▸ Written request
Pull out every line of the records that contains the string "input", and copy each line in full. Treat uppercase and lowercase letters as different.

▸ Records shown
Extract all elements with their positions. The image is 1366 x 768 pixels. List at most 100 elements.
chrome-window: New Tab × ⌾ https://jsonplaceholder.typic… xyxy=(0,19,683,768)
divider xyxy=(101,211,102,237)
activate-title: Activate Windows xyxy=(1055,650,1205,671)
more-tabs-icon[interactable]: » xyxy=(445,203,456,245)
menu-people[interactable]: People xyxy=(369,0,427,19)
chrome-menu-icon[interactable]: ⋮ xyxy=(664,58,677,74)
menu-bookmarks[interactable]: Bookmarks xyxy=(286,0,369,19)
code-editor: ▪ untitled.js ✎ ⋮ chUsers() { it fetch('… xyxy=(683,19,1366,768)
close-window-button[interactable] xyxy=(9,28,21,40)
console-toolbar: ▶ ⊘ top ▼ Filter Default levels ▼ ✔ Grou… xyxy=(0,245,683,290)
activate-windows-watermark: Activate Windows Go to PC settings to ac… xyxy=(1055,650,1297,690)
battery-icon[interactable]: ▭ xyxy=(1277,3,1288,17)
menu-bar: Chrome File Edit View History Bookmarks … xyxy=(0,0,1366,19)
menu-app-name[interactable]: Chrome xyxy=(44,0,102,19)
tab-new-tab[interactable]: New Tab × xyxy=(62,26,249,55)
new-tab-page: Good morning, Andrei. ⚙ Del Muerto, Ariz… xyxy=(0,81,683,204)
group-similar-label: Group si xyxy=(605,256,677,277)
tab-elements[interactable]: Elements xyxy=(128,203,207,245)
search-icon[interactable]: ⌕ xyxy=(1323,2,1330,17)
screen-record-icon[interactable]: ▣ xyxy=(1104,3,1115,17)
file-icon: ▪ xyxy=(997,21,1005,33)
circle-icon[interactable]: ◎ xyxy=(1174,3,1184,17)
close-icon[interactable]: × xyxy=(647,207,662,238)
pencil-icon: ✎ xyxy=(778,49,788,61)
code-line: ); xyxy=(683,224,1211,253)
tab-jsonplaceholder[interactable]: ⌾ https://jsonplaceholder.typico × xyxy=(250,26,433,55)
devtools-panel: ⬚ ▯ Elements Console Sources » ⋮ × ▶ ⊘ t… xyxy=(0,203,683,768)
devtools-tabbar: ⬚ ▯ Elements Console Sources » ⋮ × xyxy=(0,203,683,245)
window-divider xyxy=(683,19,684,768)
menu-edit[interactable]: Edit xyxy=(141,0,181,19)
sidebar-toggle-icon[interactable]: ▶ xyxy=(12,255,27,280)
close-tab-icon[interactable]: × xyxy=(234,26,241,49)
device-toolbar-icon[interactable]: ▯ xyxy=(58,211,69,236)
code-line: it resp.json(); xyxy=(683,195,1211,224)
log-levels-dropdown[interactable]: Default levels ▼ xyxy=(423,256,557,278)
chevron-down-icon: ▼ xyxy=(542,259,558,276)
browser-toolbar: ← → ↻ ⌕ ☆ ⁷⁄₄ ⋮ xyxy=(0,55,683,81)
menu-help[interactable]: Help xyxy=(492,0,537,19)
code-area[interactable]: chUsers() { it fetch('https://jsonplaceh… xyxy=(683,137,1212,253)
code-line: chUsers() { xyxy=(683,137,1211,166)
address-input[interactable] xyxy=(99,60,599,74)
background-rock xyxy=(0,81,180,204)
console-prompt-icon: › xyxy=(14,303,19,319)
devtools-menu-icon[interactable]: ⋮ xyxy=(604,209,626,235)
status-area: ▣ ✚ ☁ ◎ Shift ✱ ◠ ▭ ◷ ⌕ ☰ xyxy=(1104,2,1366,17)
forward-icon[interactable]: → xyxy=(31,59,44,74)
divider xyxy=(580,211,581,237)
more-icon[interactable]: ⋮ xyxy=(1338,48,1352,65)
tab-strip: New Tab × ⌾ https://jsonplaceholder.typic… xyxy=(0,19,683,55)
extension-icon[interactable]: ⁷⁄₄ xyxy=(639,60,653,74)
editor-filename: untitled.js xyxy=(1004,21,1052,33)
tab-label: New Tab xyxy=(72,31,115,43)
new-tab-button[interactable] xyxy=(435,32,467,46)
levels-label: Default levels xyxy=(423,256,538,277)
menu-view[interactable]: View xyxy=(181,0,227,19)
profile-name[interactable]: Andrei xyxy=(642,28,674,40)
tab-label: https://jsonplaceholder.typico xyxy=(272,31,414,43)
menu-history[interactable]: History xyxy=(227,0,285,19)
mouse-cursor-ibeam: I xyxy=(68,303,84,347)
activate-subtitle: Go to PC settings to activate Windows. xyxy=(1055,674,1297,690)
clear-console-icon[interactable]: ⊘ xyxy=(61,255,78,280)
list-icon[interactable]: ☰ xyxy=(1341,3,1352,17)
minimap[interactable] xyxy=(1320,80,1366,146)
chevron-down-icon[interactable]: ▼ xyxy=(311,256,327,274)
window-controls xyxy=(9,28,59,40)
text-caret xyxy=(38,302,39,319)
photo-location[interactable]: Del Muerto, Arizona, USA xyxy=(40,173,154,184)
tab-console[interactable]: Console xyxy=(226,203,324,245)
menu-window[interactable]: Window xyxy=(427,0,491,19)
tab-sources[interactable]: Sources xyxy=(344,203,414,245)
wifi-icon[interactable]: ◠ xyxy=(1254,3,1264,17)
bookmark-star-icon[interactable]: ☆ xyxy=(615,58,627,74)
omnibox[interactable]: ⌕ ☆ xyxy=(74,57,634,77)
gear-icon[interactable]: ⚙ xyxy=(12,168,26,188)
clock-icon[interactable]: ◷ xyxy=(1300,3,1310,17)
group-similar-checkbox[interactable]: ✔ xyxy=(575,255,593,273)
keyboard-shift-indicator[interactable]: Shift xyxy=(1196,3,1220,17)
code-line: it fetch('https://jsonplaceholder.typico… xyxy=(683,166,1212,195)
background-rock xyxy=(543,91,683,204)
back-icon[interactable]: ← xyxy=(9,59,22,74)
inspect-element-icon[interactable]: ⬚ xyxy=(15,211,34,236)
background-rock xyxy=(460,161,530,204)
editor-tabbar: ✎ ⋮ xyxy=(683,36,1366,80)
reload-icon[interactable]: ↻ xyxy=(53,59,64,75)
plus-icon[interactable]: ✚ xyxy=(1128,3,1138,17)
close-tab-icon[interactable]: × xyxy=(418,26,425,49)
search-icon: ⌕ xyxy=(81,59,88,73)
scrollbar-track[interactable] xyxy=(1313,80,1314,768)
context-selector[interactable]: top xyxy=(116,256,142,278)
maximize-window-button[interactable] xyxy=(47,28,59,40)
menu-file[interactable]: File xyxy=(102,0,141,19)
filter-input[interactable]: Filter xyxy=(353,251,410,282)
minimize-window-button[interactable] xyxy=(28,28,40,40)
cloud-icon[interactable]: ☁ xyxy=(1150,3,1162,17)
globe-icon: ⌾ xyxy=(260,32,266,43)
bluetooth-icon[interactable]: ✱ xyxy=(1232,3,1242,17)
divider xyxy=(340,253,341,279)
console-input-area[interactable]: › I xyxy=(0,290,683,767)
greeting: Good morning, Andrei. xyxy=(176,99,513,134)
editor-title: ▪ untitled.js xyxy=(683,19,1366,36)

▸ Solution for this problem
address-input[interactable] xyxy=(99,60,599,74)
filter-input[interactable]: Filter xyxy=(353,251,410,282)
console-input-area[interactable]: › I xyxy=(0,290,683,767)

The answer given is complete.